--- START OF Input rows ---

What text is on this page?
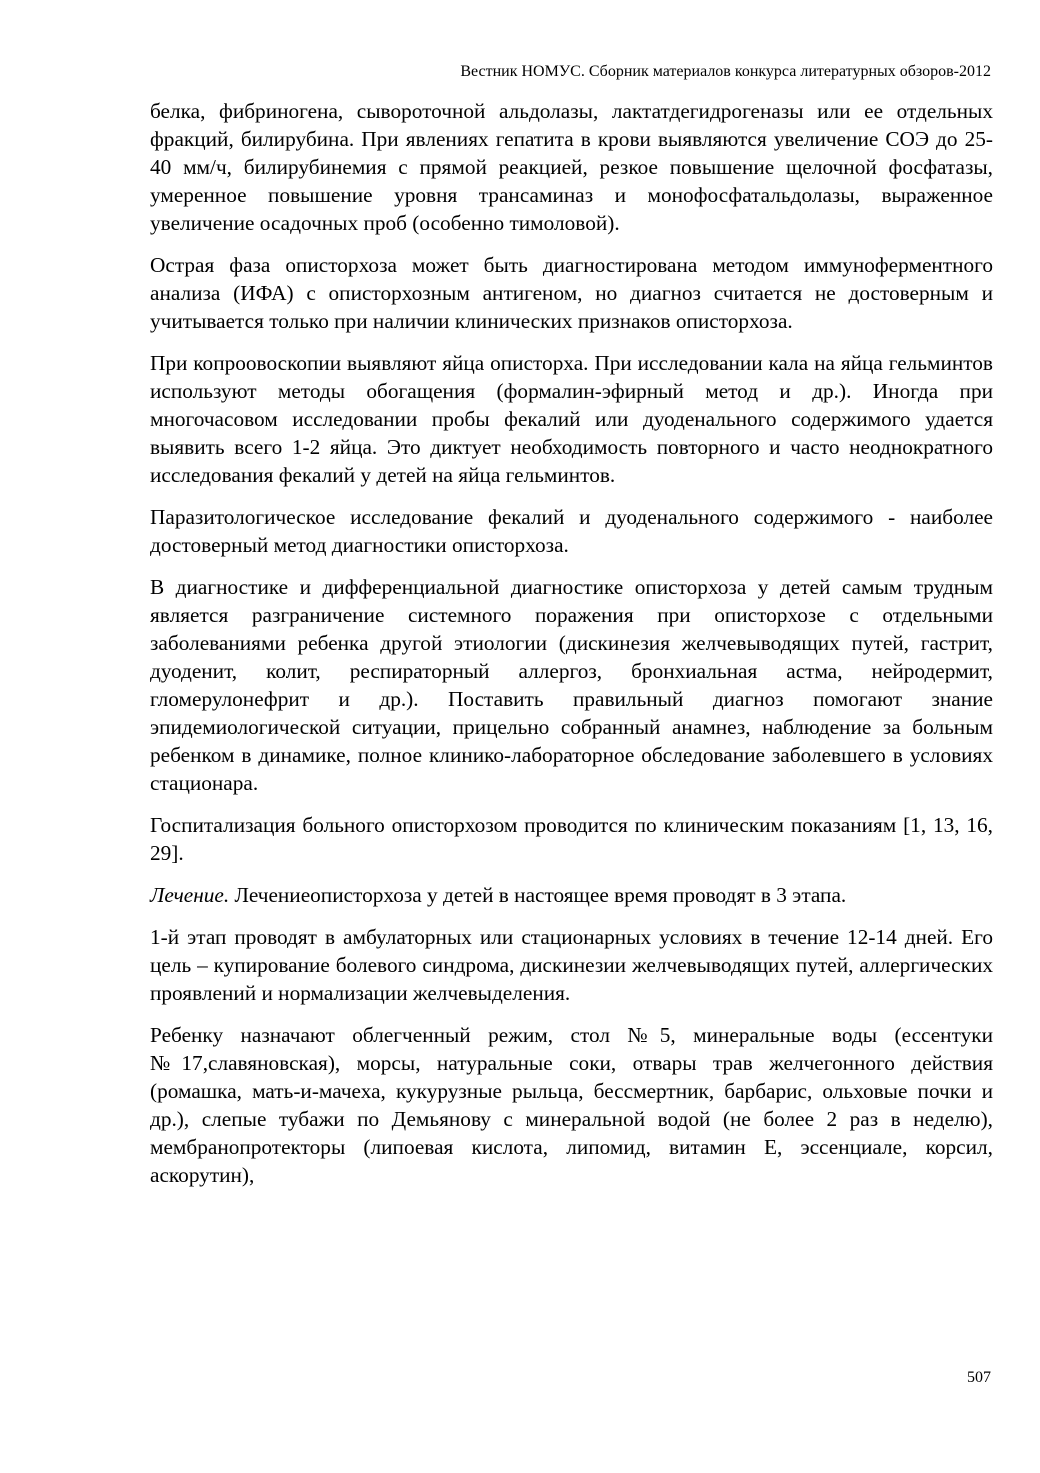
Вестник НОМУС. Сборник материалов конкурса литературных обзоров-2012

белка, фибриногена, сывороточной альдолазы, лактатдегидрогеназы или ее отдельных фракций, билирубина. При явлениях гепатита в крови выявляются увеличение СОЭ до 25-40 мм/ч, билирубинемия с прямой реакцией, резкое повышение щелочной фосфатазы, умеренное повышение уровня трансаминаз и монофосфатальдолазы, выраженное увеличение осадочных проб (особенно тимоловой).

Острая фаза описторхоза может быть диагностирована методом иммуноферментного анализа (ИФА) с описторхозным антигеном, но диагноз считается не достоверным и учитывается только при наличии клинических признаков описторхоза.

При копроовоскопии выявляют яйца описторха. При исследовании кала на яйца гельминтов используют методы обогащения (формалин-эфирный метод и др.). Иногда при многочасовом исследовании пробы фекалий или дуоденального содержимого удается выявить всего 1-2 яйца. Это диктует необходимость повторного и часто неоднократного исследования фекалий у детей на яйца гельминтов.

Паразитологическое исследование фекалий и дуоденального содержимого - наиболее достоверный метод диагностики описторхоза.

В диагностике и дифференциальной диагностике описторхоза у детей самым трудным является разграничение системного поражения при описторхозе с отдельными заболеваниями ребенка другой этиологии (дискинезия желчевыводящих путей, гастрит, дуоденит, колит, респираторный аллергоз, бронхиальная астма, нейродермит, гломерулонефрит и др.). Поставить правильный диагноз помогают знание эпидемиологической ситуации, прицельно собранный анамнез, наблюдение за больным ребенком в динамике, полное клинико-лабораторное обследование заболевшего в условиях стационара.

Госпитализация больного описторхозом проводится по клиническим показаниям [1, 13, 16, 29].

Лечение. Лечениеописторхоза у детей в настоящее время проводят в 3 этапа.

1-й этап проводят в амбулаторных или стационарных условиях в течение 12-14 дней. Его цель – купирование болевого синдрома, дискинезии желчевыводящих путей, аллергических проявлений и нормализации желчевыделения.

Ребенку назначают облегченный режим, стол №5, минеральные воды (ессентуки №17,славяновская), морсы, натуральные соки, отвары трав желчегонного действия (ромашка, мать-и-мачеха, кукурузные рыльца, бессмертник, барбарис, ольховые почки и др.), слепые тубажи по Демьянову с минеральной водой (не более 2 раз в неделю), мембранопротекторы (липоевая кислота, липомид, витамин Е, эссенциале, корсил, аскорутин),

507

--- END OF Input rows ---

Go through the data and gather every line that holds "детей".

The solution >>
При копроовоскопии выявляют яйца описторха. При исследовании кала на яйца гельминтов используют методы обогащения (формалин-эфирный метод и др.). Иногда при многочасовом исследовании пробы фекалий или дуоденального содержимого удается выявить всего 1-2 яйца. Это диктует необходимость повторного и часто неоднократного исследования фекалий у детей на яйца гельминтов.
В диагностике и дифференциальной диагностике описторхоза у детей самым трудным является разграничение системного поражения при описторхозе с отдельными заболеваниями ребенка другой этиологии (дискинезия желчевыводящих путей, гастрит, дуоденит, колит, респираторный аллергоз, бронхиальная астма, нейродермит, гломерулонефрит и др.). Поставить правильный диагноз помогают знание эпидемиологической ситуации, прицельно собранный анамнез, наблюдение за больным ребенком в динамике, полное клинико-лабораторное обследование заболевшего в условиях стационара.
Лечение. Лечениеописторхоза у детей в настоящее время проводят в 3 этапа.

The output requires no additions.